- **TASK GOAL**: Pick out each line containing the string "Click".

(Data entries)
=====

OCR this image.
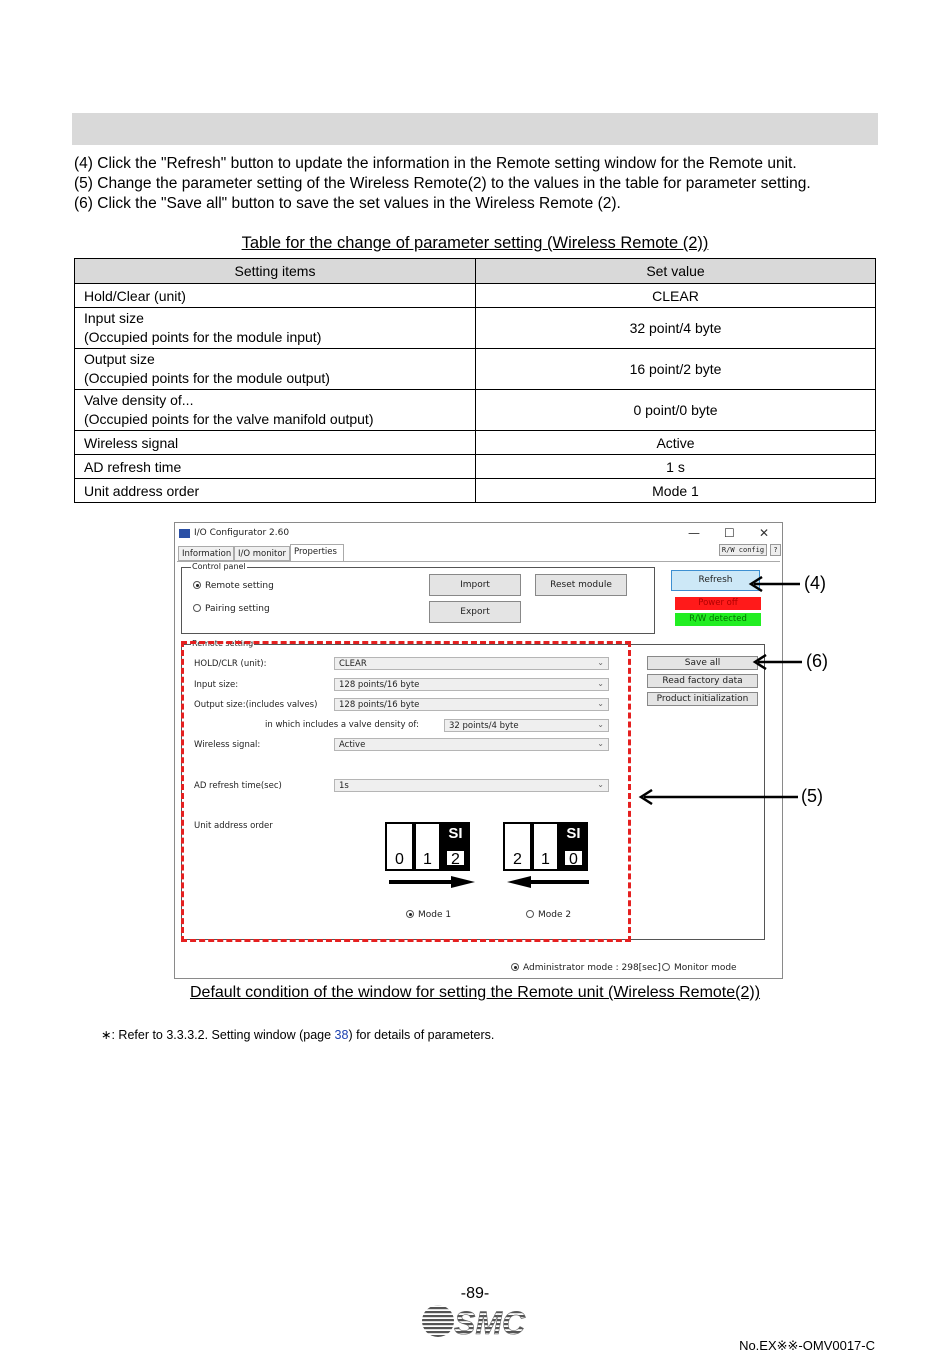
(4) Click the "Refresh" button to update the information in the Remote setting window for the Remote unit.
(5) Change the parameter setting of the Wireless Remote(2) to the values in the table for parameter setting.
(6) Click the "Save all" button to save the set values in the Wireless Remote (2).
Table for the change of parameter setting (Wireless Remote (2))
Setting items	Set value
Hold/Clear (unit)	CLEAR

Input size
(Occupied points for the module input)	32 point/4 byte

Output size
(Occupied points for the module output)	16 point/2 byte

Valve density of...
(Occupied points for the valve manifold output)	0 point/0 byte
Wireless signal	Active
AD refresh time	1 s
Unit address order	Mode 1
I/O Configurator 2.60	— ☐ ✕
Information I/O monitor Properties	R/W config	?
Control panel
Remote setting
Pairing setting
Import
Export
Reset module	Refresh
Power off
R/W detected
Remote setting
HOLD/CLR (unit):	CLEAR	⌄
Input size:	128 points/16 byte	⌄
Output size:(includes valves)	128 points/16 byte	⌄
in which includes a valve density of:	32 points/4 byte	⌄
Wireless signal:	Active	⌄
AD refresh time(sec)	1s	⌄
Unit address order
0	1
SI
2	2	1
SI
0
Mode 1	Mode 2
Save all
Read factory data
Product initialization
Administrator mode : 298[sec]	Monitor mode
(4)
(6)
(5)
Default condition of the window for setting the Remote unit (Wireless Remote(2))
∗: Refer to 3.3.3.2. Setting window (page 38) for details of parameters.
-89-
SMC
No.EX※※-OMV0017-C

=====

- **RESULT BELOW**:
(4) Click the "Refresh" button to update the information in the Remote setting window for the Remote unit.
(6) Click the "Save all" button to save the set values in the Wireless Remote (2).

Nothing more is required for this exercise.